Drop the pictures from the entries below, then reproduce the rest exactly.
┌──
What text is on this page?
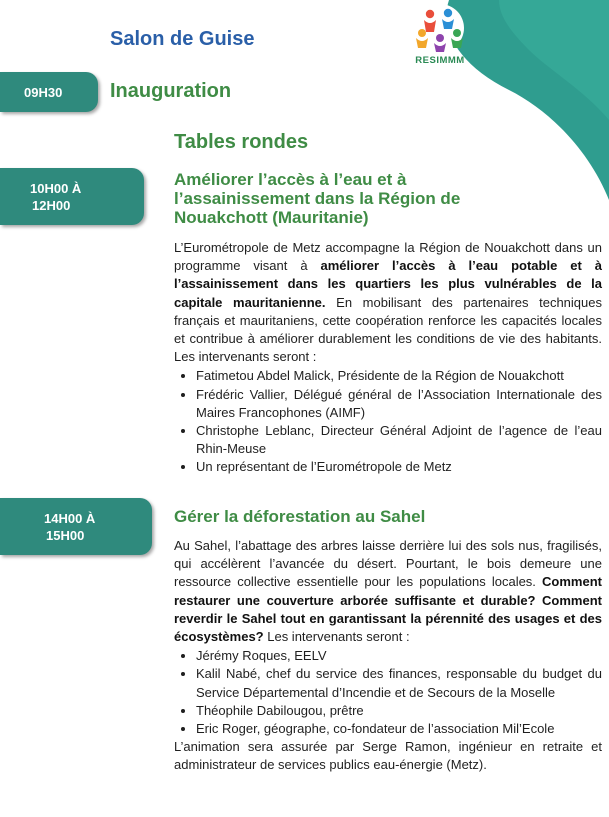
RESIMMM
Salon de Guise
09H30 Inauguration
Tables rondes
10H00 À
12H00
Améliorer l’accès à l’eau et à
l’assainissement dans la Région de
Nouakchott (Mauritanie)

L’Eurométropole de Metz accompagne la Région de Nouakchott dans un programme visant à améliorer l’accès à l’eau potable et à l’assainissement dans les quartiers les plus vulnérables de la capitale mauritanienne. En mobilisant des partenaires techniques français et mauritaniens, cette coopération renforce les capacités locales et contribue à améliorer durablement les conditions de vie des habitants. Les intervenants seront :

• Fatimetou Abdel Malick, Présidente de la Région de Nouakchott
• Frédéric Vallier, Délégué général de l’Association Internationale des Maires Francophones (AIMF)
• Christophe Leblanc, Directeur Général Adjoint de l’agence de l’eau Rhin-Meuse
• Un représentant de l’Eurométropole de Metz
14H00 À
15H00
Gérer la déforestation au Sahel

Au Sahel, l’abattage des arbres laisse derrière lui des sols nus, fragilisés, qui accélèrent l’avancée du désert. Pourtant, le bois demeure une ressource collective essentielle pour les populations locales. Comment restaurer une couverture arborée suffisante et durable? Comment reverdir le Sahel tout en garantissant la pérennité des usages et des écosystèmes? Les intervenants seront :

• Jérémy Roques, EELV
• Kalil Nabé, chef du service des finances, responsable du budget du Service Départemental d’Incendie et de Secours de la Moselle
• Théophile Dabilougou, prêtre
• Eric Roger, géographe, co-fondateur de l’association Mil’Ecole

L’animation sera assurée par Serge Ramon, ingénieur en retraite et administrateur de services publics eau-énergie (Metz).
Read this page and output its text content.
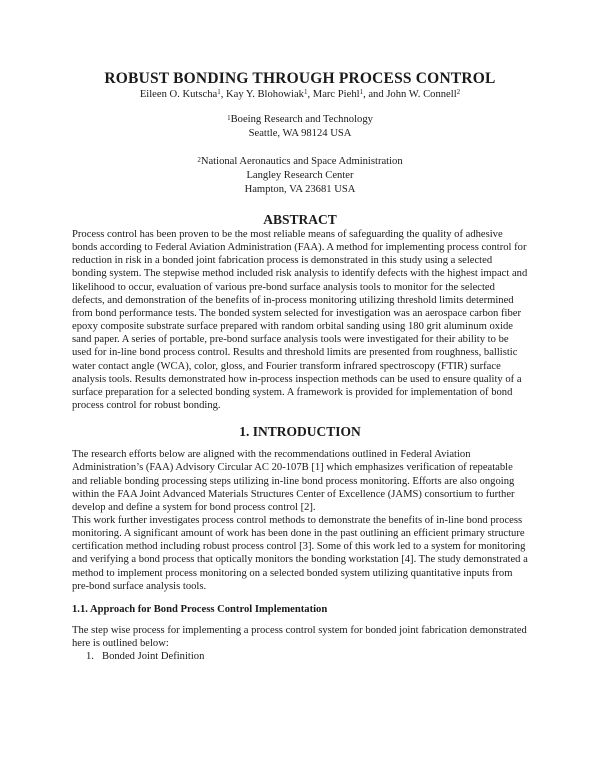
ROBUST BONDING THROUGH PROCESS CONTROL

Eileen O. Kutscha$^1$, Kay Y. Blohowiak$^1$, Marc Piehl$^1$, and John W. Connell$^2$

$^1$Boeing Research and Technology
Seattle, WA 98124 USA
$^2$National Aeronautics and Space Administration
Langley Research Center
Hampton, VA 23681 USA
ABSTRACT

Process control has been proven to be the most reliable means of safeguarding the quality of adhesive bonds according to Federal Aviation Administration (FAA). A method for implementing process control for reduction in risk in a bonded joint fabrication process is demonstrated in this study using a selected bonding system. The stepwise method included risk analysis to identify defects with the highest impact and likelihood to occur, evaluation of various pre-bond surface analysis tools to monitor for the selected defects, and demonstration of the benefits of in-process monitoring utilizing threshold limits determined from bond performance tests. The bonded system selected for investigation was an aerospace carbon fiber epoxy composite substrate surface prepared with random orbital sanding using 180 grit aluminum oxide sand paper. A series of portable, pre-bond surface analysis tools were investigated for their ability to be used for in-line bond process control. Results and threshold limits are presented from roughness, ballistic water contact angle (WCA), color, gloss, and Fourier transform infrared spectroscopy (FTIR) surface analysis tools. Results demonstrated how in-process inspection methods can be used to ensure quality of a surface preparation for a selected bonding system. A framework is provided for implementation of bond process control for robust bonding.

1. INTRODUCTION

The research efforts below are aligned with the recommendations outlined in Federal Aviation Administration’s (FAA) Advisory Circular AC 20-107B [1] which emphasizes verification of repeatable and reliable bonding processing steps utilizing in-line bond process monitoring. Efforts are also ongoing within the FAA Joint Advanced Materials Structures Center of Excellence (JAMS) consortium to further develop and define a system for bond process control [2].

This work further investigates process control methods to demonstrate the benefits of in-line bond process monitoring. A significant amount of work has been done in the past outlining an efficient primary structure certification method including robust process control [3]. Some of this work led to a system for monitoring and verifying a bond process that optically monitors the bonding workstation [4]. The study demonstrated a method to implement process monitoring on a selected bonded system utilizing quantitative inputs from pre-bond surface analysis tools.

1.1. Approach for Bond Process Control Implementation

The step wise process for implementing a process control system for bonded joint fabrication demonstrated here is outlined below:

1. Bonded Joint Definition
└──
Solution for this task:
What text is on this page?
RESIMMM
Salon de Guise
09H30 Inauguration
Tables rondes
10H00 À
12H00
Améliorer l’accès à l’eau et à
l’assainissement dans la Région de
Nouakchott (Mauritanie)

L’Eurométropole de Metz accompagne la Région de Nouakchott dans un programme visant à améliorer l’accès à l’eau potable et à l’assainissement dans les quartiers les plus vulnérables de la capitale mauritanienne. En mobilisant des partenaires techniques français et mauritaniens, cette coopération renforce les capacités locales et contribue à améliorer durablement les conditions de vie des habitants. Les intervenants seront :

• Fatimetou Abdel Malick, Présidente de la Région de Nouakchott
• Frédéric Vallier, Délégué général de l’Association Internationale des Maires Francophones (AIMF)
• Christophe Leblanc, Directeur Général Adjoint de l’agence de l’eau Rhin-Meuse
• Un représentant de l’Eurométropole de Metz
14H00 À
15H00
Gérer la déforestation au Sahel

Au Sahel, l’abattage des arbres laisse derrière lui des sols nus, fragilisés, qui accélèrent l’avancée du désert. Pourtant, le bois demeure une ressource collective essentielle pour les populations locales. Comment restaurer une couverture arborée suffisante et durable? Comment reverdir le Sahel tout en garantissant la pérennité des usages et des écosystèmes? Les intervenants seront :

• Jérémy Roques, EELV
• Kalil Nabé, chef du service des finances, responsable du budget du Service Départemental d’Incendie et de Secours de la Moselle
• Théophile Dabilougou, prêtre
• Eric Roger, géographe, co-fondateur de l’association Mil’Ecole

L’animation sera assurée par Serge Ramon, ingénieur en retraite et administrateur de services publics eau-énergie (Metz).
Read this page and output its text content.
ROBUST BONDING THROUGH PROCESS CONTROL

Eileen O. Kutscha$^1$, Kay Y. Blohowiak$^1$, Marc Piehl$^1$, and John W. Connell$^2$

$^1$Boeing Research and Technology
Seattle, WA 98124 USA
$^2$National Aeronautics and Space Administration
Langley Research Center
Hampton, VA 23681 USA
ABSTRACT

Process control has been proven to be the most reliable means of safeguarding the quality of adhesive bonds according to Federal Aviation Administration (FAA). A method for implementing process control for reduction in risk in a bonded joint fabrication process is demonstrated in this study using a selected bonding system. The stepwise method included risk analysis to identify defects with the highest impact and likelihood to occur, evaluation of various pre-bond surface analysis tools to monitor for the selected defects, and demonstration of the benefits of in-process monitoring utilizing threshold limits determined from bond performance tests. The bonded system selected for investigation was an aerospace carbon fiber epoxy composite substrate surface prepared with random orbital sanding using 180 grit aluminum oxide sand paper. A series of portable, pre-bond surface analysis tools were investigated for their ability to be used for in-line bond process control. Results and threshold limits are presented from roughness, ballistic water contact angle (WCA), color, gloss, and Fourier transform infrared spectroscopy (FTIR) surface analysis tools. Results demonstrated how in-process inspection methods can be used to ensure quality of a surface preparation for a selected bonding system. A framework is provided for implementation of bond process control for robust bonding.

1. INTRODUCTION

The research efforts below are aligned with the recommendations outlined in Federal Aviation Administration’s (FAA) Advisory Circular AC 20-107B [1] which emphasizes verification of repeatable and reliable bonding processing steps utilizing in-line bond process monitoring. Efforts are also ongoing within the FAA Joint Advanced Materials Structures Center of Excellence (JAMS) consortium to further develop and define a system for bond process control [2].

This work further investigates process control methods to demonstrate the benefits of in-line bond process monitoring. A significant amount of work has been done in the past outlining an efficient primary structure certification method including robust process control [3]. Some of this work led to a system for monitoring and verifying a bond process that optically monitors the bonding workstation [4]. The study demonstrated a method to implement process monitoring on a selected bonded system utilizing quantitative inputs from pre-bond surface analysis tools.

1.1. Approach for Bond Process Control Implementation

The step wise process for implementing a process control system for bonded joint fabrication demonstrated here is outlined below:

1. Bonded Joint Definition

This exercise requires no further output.